::: Listed records :::

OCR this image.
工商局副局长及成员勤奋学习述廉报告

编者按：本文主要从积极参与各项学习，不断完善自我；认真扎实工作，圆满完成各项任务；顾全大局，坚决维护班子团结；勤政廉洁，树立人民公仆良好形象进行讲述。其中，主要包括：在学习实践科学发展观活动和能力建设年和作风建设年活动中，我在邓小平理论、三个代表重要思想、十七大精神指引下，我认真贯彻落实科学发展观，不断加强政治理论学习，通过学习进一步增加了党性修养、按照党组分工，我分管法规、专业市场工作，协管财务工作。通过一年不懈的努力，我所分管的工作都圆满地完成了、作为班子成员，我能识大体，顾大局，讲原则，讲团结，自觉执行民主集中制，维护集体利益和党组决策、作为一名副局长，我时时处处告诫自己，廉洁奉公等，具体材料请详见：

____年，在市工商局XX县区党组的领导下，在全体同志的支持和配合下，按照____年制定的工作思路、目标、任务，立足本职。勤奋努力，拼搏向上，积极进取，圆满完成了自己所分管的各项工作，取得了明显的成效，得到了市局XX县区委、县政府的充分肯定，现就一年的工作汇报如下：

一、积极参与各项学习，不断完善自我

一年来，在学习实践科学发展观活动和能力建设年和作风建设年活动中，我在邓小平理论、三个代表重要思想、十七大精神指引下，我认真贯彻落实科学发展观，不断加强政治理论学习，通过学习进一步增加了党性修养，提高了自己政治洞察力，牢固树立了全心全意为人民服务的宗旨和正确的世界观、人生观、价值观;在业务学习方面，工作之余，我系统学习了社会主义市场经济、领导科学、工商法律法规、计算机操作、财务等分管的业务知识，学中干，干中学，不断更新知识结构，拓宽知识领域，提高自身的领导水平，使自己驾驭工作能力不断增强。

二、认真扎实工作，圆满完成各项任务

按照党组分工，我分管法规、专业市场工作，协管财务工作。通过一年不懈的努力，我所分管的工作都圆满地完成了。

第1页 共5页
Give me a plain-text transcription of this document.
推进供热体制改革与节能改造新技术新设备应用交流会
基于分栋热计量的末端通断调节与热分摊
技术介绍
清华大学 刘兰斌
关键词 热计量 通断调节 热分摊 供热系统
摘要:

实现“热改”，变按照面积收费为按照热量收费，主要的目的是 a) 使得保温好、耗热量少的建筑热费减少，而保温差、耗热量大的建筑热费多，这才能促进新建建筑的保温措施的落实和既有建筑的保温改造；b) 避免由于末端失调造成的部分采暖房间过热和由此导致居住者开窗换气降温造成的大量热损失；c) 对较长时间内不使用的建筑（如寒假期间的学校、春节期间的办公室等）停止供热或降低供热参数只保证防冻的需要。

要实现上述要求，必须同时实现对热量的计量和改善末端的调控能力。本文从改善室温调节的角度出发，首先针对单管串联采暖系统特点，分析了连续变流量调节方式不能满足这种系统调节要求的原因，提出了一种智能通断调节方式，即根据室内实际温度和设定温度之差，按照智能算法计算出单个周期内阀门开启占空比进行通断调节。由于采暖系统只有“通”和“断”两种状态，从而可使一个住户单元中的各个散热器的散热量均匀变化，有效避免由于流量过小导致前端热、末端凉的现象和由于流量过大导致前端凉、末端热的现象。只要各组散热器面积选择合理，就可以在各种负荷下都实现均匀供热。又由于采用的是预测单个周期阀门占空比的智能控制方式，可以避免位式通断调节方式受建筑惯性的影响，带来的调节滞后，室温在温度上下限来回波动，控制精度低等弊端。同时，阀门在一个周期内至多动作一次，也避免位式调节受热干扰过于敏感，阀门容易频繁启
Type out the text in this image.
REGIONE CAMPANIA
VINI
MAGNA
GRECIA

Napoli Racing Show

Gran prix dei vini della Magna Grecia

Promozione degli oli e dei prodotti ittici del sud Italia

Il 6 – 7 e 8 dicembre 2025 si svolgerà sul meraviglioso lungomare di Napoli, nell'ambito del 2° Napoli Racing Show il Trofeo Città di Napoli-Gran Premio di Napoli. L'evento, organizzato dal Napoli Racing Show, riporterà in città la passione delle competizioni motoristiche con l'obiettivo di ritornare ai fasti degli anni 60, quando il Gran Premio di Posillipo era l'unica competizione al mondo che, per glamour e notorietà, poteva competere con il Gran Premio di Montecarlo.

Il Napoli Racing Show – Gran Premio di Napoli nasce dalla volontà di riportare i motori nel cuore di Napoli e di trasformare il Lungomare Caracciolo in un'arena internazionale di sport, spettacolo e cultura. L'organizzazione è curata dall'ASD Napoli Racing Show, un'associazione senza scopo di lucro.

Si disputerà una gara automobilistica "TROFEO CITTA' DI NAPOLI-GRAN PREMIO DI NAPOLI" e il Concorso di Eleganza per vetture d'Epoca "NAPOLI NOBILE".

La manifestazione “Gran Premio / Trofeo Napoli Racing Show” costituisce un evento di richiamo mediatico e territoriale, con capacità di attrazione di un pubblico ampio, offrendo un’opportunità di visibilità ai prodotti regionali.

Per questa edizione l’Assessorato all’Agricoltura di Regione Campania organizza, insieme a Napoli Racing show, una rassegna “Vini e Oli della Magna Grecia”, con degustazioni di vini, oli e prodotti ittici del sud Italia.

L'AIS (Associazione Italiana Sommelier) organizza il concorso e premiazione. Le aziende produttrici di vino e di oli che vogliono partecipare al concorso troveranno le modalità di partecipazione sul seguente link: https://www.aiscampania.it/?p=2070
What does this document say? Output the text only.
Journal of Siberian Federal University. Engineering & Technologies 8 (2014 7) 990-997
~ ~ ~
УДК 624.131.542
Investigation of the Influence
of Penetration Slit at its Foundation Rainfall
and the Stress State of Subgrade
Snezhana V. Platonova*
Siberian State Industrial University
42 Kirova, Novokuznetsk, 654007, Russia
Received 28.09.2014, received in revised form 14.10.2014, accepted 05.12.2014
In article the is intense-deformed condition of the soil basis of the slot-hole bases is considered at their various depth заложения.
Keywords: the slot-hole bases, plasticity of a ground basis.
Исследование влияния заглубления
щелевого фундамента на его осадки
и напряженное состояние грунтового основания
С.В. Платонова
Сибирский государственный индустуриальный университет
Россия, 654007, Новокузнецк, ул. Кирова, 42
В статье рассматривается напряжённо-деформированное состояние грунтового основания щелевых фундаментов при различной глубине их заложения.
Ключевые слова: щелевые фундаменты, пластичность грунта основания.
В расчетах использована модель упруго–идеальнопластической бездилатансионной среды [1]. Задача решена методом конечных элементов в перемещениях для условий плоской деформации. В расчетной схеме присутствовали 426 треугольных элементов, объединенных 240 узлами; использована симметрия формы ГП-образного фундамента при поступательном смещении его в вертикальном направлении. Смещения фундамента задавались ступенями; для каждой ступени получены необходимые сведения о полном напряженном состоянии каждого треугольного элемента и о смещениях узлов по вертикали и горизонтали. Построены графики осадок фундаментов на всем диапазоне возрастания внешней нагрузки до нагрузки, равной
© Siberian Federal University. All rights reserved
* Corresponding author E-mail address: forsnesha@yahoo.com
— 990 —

:::

• _Task goal_
Each line of the material that holds the string "hole" counts once; give the total alone.

• _Correct response_
2